DIRECTIONS FOR THIS TASK:
Find each line holding "text" and copy it out.

Stored records:
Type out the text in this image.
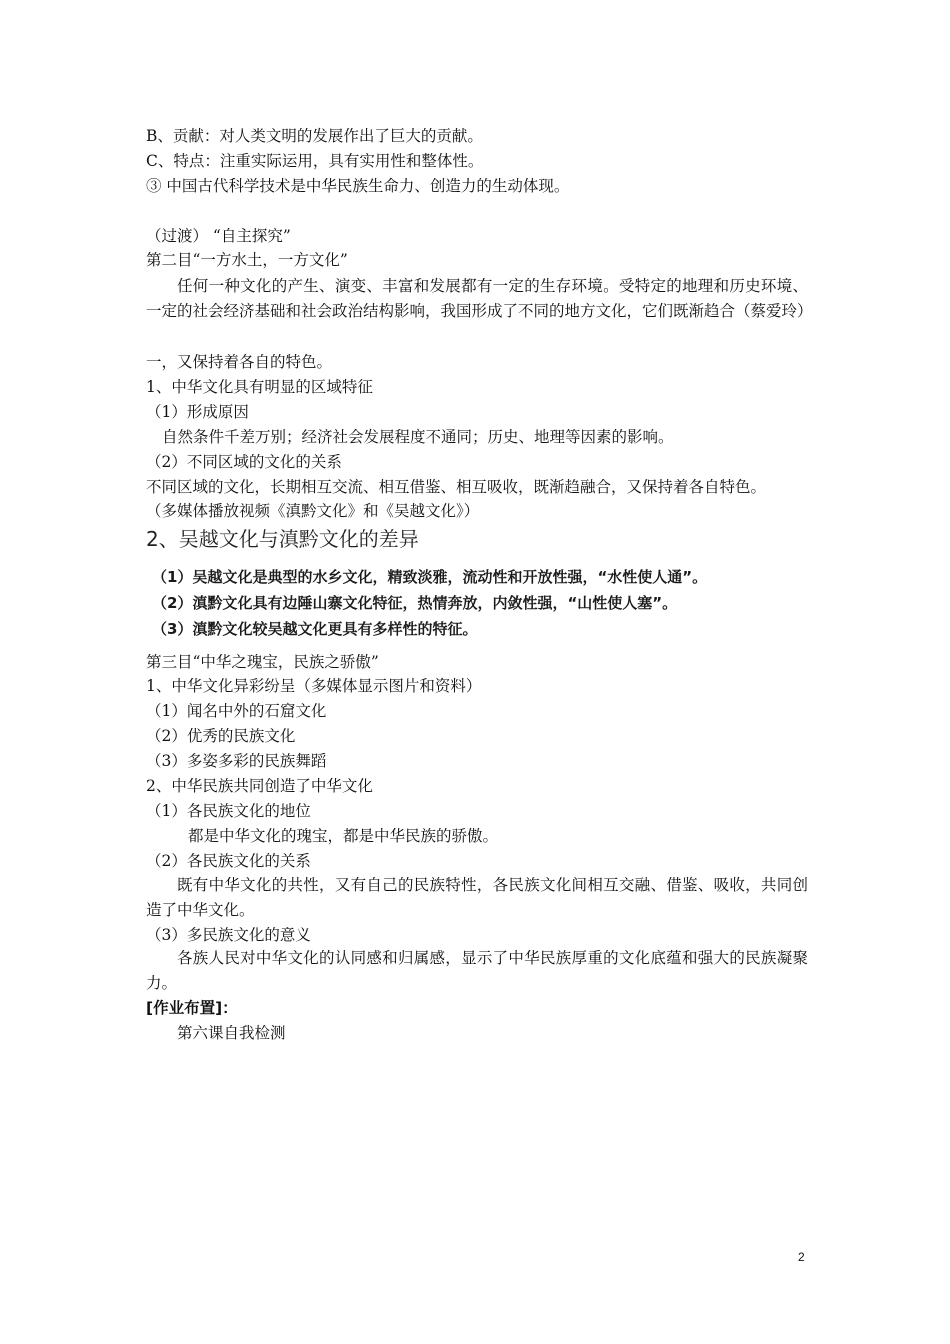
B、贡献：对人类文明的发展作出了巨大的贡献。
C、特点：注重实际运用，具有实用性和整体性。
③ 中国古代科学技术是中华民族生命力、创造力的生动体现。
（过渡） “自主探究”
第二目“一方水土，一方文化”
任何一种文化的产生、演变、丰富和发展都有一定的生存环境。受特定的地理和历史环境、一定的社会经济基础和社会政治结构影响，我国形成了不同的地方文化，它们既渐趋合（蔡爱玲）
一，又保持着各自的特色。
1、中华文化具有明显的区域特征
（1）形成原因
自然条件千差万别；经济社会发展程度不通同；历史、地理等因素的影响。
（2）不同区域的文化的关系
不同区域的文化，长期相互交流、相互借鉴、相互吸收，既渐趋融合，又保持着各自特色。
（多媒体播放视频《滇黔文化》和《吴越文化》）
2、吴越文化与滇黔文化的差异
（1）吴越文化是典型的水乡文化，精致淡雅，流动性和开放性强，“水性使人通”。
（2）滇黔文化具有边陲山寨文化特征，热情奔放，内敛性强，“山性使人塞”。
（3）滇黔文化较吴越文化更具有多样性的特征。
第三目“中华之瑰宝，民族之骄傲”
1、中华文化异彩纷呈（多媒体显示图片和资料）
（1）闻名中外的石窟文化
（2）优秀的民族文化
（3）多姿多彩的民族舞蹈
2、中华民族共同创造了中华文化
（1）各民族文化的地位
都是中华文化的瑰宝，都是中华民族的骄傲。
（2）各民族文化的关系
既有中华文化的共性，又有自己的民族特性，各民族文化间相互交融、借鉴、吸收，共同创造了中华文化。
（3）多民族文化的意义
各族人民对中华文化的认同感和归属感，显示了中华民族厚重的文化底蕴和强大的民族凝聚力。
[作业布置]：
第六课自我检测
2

...

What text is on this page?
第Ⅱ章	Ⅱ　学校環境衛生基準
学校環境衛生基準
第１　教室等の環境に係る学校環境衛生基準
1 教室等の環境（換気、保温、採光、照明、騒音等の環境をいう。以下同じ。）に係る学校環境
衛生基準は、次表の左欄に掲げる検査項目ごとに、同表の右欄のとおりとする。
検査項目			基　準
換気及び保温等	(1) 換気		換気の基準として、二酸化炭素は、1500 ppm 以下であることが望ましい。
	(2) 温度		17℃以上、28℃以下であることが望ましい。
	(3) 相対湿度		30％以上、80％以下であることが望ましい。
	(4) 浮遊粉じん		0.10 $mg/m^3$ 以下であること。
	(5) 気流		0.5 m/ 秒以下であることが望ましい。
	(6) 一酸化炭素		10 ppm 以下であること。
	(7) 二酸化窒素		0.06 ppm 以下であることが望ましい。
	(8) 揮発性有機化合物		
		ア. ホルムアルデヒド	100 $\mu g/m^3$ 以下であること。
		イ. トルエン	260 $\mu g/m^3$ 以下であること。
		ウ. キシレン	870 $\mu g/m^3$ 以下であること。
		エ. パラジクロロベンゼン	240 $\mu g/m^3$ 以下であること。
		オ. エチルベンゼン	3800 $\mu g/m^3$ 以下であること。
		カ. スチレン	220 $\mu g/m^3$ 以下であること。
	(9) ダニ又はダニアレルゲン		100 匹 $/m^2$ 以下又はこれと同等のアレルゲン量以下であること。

...

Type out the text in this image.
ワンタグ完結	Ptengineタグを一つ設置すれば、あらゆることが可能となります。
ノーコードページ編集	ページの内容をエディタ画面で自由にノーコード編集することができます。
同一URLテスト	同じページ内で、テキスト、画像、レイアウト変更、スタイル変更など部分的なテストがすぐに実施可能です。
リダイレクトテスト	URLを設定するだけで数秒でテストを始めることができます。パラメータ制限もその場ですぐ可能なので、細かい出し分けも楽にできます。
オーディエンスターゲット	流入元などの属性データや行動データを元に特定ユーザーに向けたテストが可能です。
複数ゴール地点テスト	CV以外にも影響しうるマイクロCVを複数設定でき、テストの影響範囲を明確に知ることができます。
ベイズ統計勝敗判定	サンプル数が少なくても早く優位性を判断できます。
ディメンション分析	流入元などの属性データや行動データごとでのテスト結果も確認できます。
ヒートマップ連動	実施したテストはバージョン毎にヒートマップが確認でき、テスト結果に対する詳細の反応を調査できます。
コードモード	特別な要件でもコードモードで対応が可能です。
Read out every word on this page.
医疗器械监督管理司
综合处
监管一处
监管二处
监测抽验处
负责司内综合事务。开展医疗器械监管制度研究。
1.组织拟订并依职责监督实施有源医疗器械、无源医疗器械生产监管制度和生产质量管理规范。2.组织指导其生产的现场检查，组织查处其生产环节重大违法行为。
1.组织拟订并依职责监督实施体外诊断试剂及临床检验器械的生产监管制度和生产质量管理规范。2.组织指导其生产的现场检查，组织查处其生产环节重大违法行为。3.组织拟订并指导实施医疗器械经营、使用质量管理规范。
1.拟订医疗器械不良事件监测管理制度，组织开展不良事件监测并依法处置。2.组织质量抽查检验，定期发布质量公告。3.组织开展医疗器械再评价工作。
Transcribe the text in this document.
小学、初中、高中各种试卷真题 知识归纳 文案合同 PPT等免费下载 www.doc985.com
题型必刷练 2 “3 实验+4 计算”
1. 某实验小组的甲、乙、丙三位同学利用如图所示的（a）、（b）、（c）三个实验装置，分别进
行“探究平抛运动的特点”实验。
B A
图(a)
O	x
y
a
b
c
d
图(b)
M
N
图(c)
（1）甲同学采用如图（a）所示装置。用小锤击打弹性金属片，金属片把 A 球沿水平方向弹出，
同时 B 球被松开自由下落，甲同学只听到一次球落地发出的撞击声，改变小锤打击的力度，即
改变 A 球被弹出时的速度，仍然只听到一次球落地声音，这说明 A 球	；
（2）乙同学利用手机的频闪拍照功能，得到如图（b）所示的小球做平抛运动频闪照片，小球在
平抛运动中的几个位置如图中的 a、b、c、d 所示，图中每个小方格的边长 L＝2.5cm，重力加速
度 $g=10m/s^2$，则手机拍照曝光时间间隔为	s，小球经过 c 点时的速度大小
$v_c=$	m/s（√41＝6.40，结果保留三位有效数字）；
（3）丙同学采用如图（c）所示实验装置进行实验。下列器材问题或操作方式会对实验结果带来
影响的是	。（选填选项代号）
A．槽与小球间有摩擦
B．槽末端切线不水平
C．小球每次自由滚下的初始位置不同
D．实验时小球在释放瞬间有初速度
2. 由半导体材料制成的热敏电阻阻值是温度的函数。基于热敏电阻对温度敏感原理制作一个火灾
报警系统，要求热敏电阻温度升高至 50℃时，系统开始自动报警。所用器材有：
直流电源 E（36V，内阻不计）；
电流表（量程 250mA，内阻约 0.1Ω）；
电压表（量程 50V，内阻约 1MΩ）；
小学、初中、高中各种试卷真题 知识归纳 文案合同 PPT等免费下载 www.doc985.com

EXERCISE SOLUTION:
Type out the text in this image.
What text is on this page?
Type out the text in this image.
Transcribe the text in this document.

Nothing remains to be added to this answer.